[Rows from a layout dataset]
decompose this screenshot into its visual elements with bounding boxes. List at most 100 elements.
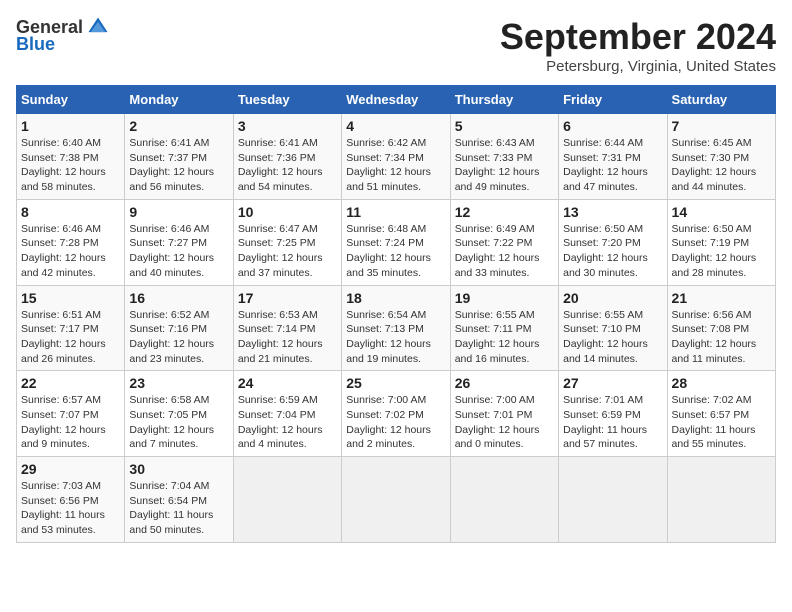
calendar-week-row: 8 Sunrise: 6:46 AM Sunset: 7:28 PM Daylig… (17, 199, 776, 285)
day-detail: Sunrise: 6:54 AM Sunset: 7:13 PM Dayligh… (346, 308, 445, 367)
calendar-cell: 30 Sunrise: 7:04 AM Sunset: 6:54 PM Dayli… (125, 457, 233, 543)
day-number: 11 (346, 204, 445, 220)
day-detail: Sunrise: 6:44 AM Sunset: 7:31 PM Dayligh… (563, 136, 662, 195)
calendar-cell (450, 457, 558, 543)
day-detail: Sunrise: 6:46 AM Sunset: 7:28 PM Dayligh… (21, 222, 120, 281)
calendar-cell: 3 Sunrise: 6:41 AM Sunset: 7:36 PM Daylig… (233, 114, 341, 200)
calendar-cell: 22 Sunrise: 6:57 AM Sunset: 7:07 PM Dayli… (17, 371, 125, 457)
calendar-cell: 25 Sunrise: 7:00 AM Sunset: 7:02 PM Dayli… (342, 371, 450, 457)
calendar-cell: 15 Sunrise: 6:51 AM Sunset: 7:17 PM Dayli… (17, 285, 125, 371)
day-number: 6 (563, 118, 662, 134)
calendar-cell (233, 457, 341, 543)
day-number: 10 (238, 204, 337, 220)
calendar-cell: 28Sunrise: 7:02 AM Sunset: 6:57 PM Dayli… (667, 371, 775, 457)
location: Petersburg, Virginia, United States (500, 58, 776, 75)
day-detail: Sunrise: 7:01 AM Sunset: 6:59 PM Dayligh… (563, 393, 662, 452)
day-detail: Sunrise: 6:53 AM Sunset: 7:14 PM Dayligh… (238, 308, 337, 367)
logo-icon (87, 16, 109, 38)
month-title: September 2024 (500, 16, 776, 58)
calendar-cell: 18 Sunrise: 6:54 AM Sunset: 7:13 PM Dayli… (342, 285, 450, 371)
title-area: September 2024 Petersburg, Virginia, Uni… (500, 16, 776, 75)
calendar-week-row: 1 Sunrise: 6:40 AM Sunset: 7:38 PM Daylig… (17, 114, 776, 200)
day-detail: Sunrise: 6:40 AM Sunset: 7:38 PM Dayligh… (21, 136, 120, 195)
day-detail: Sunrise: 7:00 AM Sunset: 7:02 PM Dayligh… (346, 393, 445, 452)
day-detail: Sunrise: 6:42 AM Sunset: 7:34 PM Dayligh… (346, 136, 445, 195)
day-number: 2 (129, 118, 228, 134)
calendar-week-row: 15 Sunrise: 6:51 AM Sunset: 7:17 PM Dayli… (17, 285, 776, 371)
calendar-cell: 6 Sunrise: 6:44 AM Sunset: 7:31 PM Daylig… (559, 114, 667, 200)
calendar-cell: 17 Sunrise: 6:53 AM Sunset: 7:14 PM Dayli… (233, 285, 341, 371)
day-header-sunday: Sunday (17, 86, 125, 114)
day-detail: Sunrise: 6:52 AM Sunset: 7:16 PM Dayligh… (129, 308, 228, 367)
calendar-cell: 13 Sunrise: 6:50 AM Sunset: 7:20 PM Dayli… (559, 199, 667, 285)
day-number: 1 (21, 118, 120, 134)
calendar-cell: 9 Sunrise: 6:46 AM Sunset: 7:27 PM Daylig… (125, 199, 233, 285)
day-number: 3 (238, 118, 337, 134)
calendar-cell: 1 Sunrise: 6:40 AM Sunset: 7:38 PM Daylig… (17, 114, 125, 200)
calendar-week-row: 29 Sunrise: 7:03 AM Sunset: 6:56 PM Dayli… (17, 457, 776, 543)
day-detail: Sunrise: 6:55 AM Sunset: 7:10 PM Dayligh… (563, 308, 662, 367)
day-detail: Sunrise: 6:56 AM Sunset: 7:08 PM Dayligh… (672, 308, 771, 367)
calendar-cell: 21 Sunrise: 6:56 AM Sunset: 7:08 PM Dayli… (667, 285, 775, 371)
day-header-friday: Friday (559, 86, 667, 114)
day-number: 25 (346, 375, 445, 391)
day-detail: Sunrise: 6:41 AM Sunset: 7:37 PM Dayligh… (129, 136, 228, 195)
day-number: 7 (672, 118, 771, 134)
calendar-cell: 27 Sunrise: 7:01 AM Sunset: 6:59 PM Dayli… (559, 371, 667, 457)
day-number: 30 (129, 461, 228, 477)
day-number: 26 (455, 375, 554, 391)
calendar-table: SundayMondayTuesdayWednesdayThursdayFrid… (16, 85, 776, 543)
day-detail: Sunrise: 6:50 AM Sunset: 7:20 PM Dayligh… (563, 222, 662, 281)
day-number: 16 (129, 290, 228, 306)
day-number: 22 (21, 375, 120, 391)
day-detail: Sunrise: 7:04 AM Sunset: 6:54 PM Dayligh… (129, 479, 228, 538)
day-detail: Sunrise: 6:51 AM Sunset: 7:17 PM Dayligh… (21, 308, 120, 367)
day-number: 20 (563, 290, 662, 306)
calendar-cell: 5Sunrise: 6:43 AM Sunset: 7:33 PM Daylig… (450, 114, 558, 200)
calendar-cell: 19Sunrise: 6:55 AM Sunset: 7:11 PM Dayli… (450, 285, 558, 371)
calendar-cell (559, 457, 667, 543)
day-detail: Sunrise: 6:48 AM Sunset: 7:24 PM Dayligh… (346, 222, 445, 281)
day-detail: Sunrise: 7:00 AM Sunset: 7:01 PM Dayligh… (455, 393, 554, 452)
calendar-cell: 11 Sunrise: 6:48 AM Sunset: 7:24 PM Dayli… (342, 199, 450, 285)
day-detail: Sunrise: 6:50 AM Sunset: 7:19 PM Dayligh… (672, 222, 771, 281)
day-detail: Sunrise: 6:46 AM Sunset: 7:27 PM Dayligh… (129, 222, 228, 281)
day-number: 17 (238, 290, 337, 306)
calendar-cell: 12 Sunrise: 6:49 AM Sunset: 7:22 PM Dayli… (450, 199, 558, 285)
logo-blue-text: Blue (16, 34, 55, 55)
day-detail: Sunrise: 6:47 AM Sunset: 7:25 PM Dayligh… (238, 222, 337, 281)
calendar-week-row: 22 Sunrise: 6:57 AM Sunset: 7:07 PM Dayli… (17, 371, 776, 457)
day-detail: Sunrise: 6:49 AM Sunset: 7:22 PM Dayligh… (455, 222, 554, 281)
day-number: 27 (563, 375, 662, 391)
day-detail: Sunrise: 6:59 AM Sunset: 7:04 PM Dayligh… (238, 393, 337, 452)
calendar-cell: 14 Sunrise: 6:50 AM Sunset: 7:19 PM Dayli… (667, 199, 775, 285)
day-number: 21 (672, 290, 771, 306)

Challenge: Rewrite all of the lines above with every "day-detail" changed to "sun-times" and nothing else altered. Leave the picture out.

Output of the task:
decompose this screenshot into its visual elements with bounding boxes. List at most 100 elements.
calendar-week-row: 8 Sunrise: 6:46 AM Sunset: 7:28 PM Daylig… (17, 199, 776, 285)
sun-times: Sunrise: 6:54 AM Sunset: 7:13 PM Dayligh… (346, 308, 445, 367)
calendar-cell: 30 Sunrise: 7:04 AM Sunset: 6:54 PM Dayli… (125, 457, 233, 543)
day-number: 11 (346, 204, 445, 220)
sun-times: Sunrise: 6:44 AM Sunset: 7:31 PM Dayligh… (563, 136, 662, 195)
calendar-cell (450, 457, 558, 543)
sun-times: Sunrise: 6:46 AM Sunset: 7:28 PM Dayligh… (21, 222, 120, 281)
calendar-cell: 3 Sunrise: 6:41 AM Sunset: 7:36 PM Daylig… (233, 114, 341, 200)
calendar-cell: 22 Sunrise: 6:57 AM Sunset: 7:07 PM Dayli… (17, 371, 125, 457)
calendar-cell: 25 Sunrise: 7:00 AM Sunset: 7:02 PM Dayli… (342, 371, 450, 457)
calendar-cell: 15 Sunrise: 6:51 AM Sunset: 7:17 PM Dayli… (17, 285, 125, 371)
day-number: 6 (563, 118, 662, 134)
calendar-cell (233, 457, 341, 543)
day-number: 10 (238, 204, 337, 220)
calendar-cell: 28Sunrise: 7:02 AM Sunset: 6:57 PM Dayli… (667, 371, 775, 457)
location: Petersburg, Virginia, United States (500, 58, 776, 75)
sun-times: Sunrise: 7:01 AM Sunset: 6:59 PM Dayligh… (563, 393, 662, 452)
sun-times: Sunrise: 6:53 AM Sunset: 7:14 PM Dayligh… (238, 308, 337, 367)
logo-icon (87, 16, 109, 38)
month-title: September 2024 (500, 16, 776, 58)
calendar-cell: 18 Sunrise: 6:54 AM Sunset: 7:13 PM Dayli… (342, 285, 450, 371)
title-area: September 2024 Petersburg, Virginia, Uni… (500, 16, 776, 75)
calendar-week-row: 1 Sunrise: 6:40 AM Sunset: 7:38 PM Daylig… (17, 114, 776, 200)
sun-times: Sunrise: 6:40 AM Sunset: 7:38 PM Dayligh… (21, 136, 120, 195)
sun-times: Sunrise: 7:00 AM Sunset: 7:02 PM Dayligh… (346, 393, 445, 452)
sun-times: Sunrise: 6:42 AM Sunset: 7:34 PM Dayligh… (346, 136, 445, 195)
day-number: 2 (129, 118, 228, 134)
calendar-week-row: 15 Sunrise: 6:51 AM Sunset: 7:17 PM Dayli… (17, 285, 776, 371)
calendar-cell: 6 Sunrise: 6:44 AM Sunset: 7:31 PM Daylig… (559, 114, 667, 200)
calendar-cell: 17 Sunrise: 6:53 AM Sunset: 7:14 PM Dayli… (233, 285, 341, 371)
day-header-sunday: Sunday (17, 86, 125, 114)
sun-times: Sunrise: 6:52 AM Sunset: 7:16 PM Dayligh… (129, 308, 228, 367)
calendar-cell: 13 Sunrise: 6:50 AM Sunset: 7:20 PM Dayli… (559, 199, 667, 285)
day-number: 1 (21, 118, 120, 134)
calendar-cell: 9 Sunrise: 6:46 AM Sunset: 7:27 PM Daylig… (125, 199, 233, 285)
day-number: 3 (238, 118, 337, 134)
calendar-cell: 1 Sunrise: 6:40 AM Sunset: 7:38 PM Daylig… (17, 114, 125, 200)
calendar-week-row: 29 Sunrise: 7:03 AM Sunset: 6:56 PM Dayli… (17, 457, 776, 543)
sun-times: Sunrise: 6:55 AM Sunset: 7:10 PM Dayligh… (563, 308, 662, 367)
sun-times: Sunrise: 6:56 AM Sunset: 7:08 PM Dayligh… (672, 308, 771, 367)
calendar-cell: 21 Sunrise: 6:56 AM Sunset: 7:08 PM Dayli… (667, 285, 775, 371)
day-header-friday: Friday (559, 86, 667, 114)
day-number: 25 (346, 375, 445, 391)
sun-times: Sunrise: 6:41 AM Sunset: 7:37 PM Dayligh… (129, 136, 228, 195)
day-number: 7 (672, 118, 771, 134)
calendar-cell: 27 Sunrise: 7:01 AM Sunset: 6:59 PM Dayli… (559, 371, 667, 457)
day-number: 30 (129, 461, 228, 477)
day-number: 26 (455, 375, 554, 391)
calendar-table: SundayMondayTuesdayWednesdayThursdayFrid… (16, 85, 776, 543)
sun-times: Sunrise: 6:50 AM Sunset: 7:20 PM Dayligh… (563, 222, 662, 281)
day-number: 16 (129, 290, 228, 306)
day-number: 22 (21, 375, 120, 391)
sun-times: Sunrise: 7:04 AM Sunset: 6:54 PM Dayligh… (129, 479, 228, 538)
sun-times: Sunrise: 6:51 AM Sunset: 7:17 PM Dayligh… (21, 308, 120, 367)
day-number: 20 (563, 290, 662, 306)
calendar-cell: 5Sunrise: 6:43 AM Sunset: 7:33 PM Daylig… (450, 114, 558, 200)
calendar-cell: 19Sunrise: 6:55 AM Sunset: 7:11 PM Dayli… (450, 285, 558, 371)
calendar-cell (559, 457, 667, 543)
sun-times: Sunrise: 6:48 AM Sunset: 7:24 PM Dayligh… (346, 222, 445, 281)
sun-times: Sunrise: 7:00 AM Sunset: 7:01 PM Dayligh… (455, 393, 554, 452)
calendar-cell: 11 Sunrise: 6:48 AM Sunset: 7:24 PM Dayli… (342, 199, 450, 285)
sun-times: Sunrise: 6:50 AM Sunset: 7:19 PM Dayligh… (672, 222, 771, 281)
sun-times: Sunrise: 6:46 AM Sunset: 7:27 PM Dayligh… (129, 222, 228, 281)
day-number: 17 (238, 290, 337, 306)
calendar-cell: 12 Sunrise: 6:49 AM Sunset: 7:22 PM Dayli… (450, 199, 558, 285)
logo-blue-text: Blue (16, 34, 55, 55)
sun-times: Sunrise: 6:47 AM Sunset: 7:25 PM Dayligh… (238, 222, 337, 281)
calendar-week-row: 22 Sunrise: 6:57 AM Sunset: 7:07 PM Dayli… (17, 371, 776, 457)
sun-times: Sunrise: 6:49 AM Sunset: 7:22 PM Dayligh… (455, 222, 554, 281)
day-number: 27 (563, 375, 662, 391)
sun-times: Sunrise: 6:59 AM Sunset: 7:04 PM Dayligh… (238, 393, 337, 452)
calendar-cell: 14 Sunrise: 6:50 AM Sunset: 7:19 PM Dayli… (667, 199, 775, 285)
day-number: 21 (672, 290, 771, 306)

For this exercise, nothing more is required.